* _Task details_: Set out every line bearing the string "text".

* _Input rows_:
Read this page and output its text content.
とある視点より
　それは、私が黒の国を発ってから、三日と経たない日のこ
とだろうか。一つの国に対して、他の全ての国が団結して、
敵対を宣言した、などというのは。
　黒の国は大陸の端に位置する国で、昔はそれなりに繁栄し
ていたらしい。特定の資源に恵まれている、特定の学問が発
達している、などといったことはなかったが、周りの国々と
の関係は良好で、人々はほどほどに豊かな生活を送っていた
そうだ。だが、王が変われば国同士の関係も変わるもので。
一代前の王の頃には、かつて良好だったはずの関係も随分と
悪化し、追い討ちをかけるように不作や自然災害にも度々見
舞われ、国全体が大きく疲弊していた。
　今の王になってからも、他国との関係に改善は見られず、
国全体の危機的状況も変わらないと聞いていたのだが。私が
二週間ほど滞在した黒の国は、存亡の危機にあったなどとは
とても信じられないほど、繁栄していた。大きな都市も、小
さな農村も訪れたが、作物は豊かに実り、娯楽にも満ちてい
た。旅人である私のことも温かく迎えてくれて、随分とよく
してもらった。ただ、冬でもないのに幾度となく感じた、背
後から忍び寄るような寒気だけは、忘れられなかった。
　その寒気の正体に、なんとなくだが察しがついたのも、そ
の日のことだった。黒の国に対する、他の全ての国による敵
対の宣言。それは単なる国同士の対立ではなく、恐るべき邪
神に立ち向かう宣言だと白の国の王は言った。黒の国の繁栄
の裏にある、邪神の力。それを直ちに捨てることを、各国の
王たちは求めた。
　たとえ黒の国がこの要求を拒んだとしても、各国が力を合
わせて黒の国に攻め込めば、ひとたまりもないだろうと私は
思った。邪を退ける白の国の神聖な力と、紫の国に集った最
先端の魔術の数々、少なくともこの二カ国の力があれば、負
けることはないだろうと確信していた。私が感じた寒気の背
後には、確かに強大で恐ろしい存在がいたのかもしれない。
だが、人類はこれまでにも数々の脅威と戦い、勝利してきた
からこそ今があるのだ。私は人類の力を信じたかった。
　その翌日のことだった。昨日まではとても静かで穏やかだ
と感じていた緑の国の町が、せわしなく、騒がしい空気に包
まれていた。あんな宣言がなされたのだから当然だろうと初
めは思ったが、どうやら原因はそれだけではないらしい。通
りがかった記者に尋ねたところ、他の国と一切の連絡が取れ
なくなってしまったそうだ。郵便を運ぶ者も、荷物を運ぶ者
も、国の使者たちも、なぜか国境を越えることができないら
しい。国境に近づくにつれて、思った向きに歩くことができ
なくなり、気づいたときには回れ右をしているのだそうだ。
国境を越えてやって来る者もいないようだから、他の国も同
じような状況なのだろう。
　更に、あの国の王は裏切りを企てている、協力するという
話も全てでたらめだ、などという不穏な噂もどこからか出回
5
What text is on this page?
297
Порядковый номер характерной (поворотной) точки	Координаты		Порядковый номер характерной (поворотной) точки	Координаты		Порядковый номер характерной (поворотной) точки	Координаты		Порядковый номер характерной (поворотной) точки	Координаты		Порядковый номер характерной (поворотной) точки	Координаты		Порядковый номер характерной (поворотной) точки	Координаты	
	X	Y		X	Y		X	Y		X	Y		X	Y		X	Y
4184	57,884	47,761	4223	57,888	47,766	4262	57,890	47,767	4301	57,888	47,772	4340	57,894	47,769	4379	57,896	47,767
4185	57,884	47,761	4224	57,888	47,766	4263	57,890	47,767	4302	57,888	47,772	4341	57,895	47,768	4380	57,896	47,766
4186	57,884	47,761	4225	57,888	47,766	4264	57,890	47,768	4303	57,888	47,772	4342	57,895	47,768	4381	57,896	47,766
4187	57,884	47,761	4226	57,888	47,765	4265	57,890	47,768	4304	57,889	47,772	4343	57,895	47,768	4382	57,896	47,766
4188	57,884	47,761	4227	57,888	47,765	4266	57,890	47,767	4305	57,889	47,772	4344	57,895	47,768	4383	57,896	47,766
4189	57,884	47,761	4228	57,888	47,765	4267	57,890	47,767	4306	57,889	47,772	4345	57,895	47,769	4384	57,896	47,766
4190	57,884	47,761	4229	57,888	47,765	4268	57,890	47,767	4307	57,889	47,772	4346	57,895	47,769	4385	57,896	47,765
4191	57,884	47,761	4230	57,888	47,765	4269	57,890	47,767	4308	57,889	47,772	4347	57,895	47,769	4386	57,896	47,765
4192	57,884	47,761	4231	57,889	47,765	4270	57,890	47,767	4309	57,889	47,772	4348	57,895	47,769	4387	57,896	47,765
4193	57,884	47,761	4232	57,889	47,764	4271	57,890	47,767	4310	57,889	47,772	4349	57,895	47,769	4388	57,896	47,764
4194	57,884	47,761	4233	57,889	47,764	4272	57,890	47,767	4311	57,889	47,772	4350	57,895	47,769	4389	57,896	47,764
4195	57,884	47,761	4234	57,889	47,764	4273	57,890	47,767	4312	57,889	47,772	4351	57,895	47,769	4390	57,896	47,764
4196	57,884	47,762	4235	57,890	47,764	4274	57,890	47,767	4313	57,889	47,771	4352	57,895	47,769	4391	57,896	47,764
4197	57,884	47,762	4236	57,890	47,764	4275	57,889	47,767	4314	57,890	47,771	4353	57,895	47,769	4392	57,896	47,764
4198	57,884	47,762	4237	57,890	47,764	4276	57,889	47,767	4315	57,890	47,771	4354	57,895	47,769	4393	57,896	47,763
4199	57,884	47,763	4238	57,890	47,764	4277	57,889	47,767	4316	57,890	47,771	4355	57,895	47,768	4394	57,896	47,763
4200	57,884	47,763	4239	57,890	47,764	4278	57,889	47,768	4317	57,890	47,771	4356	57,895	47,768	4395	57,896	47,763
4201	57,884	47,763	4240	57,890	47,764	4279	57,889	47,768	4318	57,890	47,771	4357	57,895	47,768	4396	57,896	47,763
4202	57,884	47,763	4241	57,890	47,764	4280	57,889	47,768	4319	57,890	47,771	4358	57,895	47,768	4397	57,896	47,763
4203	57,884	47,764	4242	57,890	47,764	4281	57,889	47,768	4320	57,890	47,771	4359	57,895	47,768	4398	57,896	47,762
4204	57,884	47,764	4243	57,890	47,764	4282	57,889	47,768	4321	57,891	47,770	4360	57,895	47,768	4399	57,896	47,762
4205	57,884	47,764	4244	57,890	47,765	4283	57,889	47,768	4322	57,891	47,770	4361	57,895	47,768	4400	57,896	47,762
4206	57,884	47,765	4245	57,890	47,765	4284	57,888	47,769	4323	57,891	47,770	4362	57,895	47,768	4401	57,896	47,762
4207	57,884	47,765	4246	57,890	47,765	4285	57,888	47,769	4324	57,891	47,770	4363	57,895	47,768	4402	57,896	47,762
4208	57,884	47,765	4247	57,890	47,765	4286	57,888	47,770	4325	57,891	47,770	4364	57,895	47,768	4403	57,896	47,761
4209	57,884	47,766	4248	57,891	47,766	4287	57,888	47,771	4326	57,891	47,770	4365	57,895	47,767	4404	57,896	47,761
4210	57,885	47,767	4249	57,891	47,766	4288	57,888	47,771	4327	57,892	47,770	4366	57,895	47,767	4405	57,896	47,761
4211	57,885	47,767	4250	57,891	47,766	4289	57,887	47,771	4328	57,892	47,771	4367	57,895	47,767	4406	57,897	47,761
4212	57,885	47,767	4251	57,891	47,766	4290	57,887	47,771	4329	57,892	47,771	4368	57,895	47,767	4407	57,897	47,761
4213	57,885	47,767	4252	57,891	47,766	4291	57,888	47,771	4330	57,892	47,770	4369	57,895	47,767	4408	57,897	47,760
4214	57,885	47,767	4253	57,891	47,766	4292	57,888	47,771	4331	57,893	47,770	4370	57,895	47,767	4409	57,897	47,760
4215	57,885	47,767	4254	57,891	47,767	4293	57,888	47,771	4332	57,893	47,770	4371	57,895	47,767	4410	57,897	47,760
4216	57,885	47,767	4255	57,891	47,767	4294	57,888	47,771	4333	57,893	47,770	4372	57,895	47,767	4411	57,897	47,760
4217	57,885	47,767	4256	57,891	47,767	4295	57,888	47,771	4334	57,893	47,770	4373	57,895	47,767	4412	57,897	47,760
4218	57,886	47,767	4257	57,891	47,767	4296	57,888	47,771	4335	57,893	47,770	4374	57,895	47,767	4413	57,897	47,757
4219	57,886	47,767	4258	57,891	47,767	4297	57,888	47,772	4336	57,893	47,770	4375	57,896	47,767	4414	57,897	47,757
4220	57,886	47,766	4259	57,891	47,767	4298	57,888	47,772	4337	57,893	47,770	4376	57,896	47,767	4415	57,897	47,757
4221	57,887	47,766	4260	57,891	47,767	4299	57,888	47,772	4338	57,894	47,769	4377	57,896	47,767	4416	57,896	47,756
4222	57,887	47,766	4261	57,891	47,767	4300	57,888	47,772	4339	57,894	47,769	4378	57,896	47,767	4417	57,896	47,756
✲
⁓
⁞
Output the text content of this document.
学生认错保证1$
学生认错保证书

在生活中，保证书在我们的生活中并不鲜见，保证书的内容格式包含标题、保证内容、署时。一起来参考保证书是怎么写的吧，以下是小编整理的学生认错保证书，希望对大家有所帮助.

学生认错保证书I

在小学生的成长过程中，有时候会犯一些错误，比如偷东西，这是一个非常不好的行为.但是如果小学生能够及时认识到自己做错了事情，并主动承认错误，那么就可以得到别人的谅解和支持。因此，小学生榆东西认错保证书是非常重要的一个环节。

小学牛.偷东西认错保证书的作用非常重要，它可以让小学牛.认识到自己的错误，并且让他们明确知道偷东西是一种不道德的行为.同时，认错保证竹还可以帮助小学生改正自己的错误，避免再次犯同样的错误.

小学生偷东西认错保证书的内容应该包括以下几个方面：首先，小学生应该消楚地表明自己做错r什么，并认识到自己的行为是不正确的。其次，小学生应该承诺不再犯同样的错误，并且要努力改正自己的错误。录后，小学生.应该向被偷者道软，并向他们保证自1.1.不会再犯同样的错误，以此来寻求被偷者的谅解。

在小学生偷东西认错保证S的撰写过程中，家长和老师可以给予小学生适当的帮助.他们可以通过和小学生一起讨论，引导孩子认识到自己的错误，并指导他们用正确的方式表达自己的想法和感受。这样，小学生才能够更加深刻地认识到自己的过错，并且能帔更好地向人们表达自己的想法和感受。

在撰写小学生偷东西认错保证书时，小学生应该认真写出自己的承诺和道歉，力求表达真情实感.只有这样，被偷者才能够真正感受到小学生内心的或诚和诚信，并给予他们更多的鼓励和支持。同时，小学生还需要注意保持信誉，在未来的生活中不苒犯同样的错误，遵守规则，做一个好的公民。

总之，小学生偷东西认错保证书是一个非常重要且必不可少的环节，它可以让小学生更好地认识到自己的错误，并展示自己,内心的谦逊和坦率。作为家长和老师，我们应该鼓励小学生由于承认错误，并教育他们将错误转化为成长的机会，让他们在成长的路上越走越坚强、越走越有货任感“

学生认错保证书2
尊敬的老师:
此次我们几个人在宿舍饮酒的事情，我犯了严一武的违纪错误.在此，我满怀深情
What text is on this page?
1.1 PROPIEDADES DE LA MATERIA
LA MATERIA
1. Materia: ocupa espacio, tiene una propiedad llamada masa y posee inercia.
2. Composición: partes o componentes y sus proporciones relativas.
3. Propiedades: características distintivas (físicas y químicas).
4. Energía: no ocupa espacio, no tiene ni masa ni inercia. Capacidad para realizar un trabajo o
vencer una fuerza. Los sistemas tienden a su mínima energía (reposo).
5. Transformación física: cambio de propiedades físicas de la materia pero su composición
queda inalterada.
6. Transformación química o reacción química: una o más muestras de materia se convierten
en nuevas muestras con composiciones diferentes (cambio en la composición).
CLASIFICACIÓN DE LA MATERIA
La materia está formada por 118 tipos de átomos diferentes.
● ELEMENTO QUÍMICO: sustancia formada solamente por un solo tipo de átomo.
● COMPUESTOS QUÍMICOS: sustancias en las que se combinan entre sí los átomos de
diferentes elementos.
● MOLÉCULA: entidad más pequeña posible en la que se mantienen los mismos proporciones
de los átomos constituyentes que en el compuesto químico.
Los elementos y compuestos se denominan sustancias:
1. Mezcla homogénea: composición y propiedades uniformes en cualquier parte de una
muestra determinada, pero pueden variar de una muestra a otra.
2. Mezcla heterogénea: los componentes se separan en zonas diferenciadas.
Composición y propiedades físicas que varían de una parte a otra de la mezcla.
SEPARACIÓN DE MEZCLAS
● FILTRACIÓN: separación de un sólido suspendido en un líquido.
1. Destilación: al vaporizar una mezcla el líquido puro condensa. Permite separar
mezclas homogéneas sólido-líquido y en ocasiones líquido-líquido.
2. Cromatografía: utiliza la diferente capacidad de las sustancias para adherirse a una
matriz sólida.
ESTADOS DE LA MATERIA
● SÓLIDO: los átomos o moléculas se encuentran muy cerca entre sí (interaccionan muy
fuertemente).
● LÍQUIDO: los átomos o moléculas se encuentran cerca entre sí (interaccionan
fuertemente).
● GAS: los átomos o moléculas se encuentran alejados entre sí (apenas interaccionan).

* _Written answer_:
Read this page and output its text content.
What text is on this page?
Output the text content of this document.
What text is on this page?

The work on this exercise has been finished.